PROBLEM:
Repeat the records below exactly.

# RECORDS TO PROCESS start

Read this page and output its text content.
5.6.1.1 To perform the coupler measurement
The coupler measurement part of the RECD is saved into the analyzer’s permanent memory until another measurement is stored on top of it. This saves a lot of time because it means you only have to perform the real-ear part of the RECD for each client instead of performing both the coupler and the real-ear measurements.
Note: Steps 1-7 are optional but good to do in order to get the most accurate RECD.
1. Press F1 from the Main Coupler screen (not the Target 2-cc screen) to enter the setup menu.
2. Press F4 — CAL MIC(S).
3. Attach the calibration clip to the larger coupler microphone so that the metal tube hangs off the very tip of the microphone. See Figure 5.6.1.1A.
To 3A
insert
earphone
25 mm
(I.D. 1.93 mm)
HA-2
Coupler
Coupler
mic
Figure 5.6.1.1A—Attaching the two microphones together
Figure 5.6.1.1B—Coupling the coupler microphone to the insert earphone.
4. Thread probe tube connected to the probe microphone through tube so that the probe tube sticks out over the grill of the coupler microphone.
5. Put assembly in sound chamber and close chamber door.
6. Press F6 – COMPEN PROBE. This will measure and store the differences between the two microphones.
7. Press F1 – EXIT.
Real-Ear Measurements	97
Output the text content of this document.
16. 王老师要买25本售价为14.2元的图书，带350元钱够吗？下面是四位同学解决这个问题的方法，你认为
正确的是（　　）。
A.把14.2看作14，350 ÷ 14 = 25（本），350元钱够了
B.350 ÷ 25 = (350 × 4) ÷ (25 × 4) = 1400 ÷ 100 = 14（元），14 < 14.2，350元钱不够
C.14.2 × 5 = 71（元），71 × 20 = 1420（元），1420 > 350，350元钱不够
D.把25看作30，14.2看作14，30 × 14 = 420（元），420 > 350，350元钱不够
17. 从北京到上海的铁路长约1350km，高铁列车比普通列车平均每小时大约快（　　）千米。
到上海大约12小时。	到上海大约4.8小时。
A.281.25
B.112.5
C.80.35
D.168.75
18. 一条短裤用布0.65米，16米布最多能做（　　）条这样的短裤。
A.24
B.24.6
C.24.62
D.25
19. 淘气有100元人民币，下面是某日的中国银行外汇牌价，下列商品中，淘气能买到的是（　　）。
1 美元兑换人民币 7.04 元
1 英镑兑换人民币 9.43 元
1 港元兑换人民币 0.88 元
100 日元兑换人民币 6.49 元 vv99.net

# RECORDS TO PROCESS end

WRITTEN REPLY:
Read this page and output its text content.
5.6.1.1 To perform the coupler measurement
The coupler measurement part of the RECD is saved into the analyzer’s permanent memory until another measurement is stored on top of it. This saves a lot of time because it means you only have to perform the real-ear part of the RECD for each client instead of performing both the coupler and the real-ear measurements.
Note: Steps 1-7 are optional but good to do in order to get the most accurate RECD.
1. Press F1 from the Main Coupler screen (not the Target 2-cc screen) to enter the setup menu.
2. Press F4 — CAL MIC(S).
3. Attach the calibration clip to the larger coupler microphone so that the metal tube hangs off the very tip of the microphone. See Figure 5.6.1.1A.
To 3A
insert
earphone
25 mm
(I.D. 1.93 mm)
HA-2
Coupler
Coupler
mic
Figure 5.6.1.1A—Attaching the two microphones together
Figure 5.6.1.1B—Coupling the coupler microphone to the insert earphone.
4. Thread probe tube connected to the probe microphone through tube so that the probe tube sticks out over the grill of the coupler microphone.
5. Put assembly in sound chamber and close chamber door.
6. Press F6 – COMPEN PROBE. This will measure and store the differences between the two microphones.
7. Press F1 – EXIT.
Real-Ear Measurements	97
Output the text content of this document.
16. 王老师要买25本售价为14.2元的图书，带350元钱够吗？下面是四位同学解决这个问题的方法，你认为
正确的是（　　）。
A.把14.2看作14，350 ÷ 14 = 25（本），350元钱够了
B.350 ÷ 25 = (350 × 4) ÷ (25 × 4) = 1400 ÷ 100 = 14（元），14 < 14.2，350元钱不够
C.14.2 × 5 = 71（元），71 × 20 = 1420（元），1420 > 350，350元钱不够
D.把25看作30，14.2看作14，30 × 14 = 420（元），420 > 350，350元钱不够
17. 从北京到上海的铁路长约1350km，高铁列车比普通列车平均每小时大约快（　　）千米。
到上海大约12小时。	到上海大约4.8小时。
A.281.25
B.112.5
C.80.35
D.168.75
18. 一条短裤用布0.65米，16米布最多能做（　　）条这样的短裤。
A.24
B.24.6
C.24.62
D.25
19. 淘气有100元人民币，下面是某日的中国银行外汇牌价，下列商品中，淘气能买到的是（　　）。
1 美元兑换人民币 7.04 元
1 英镑兑换人民币 9.43 元
1 港元兑换人民币 0.88 元
100 日元兑换人民币 6.49 元 vv99.net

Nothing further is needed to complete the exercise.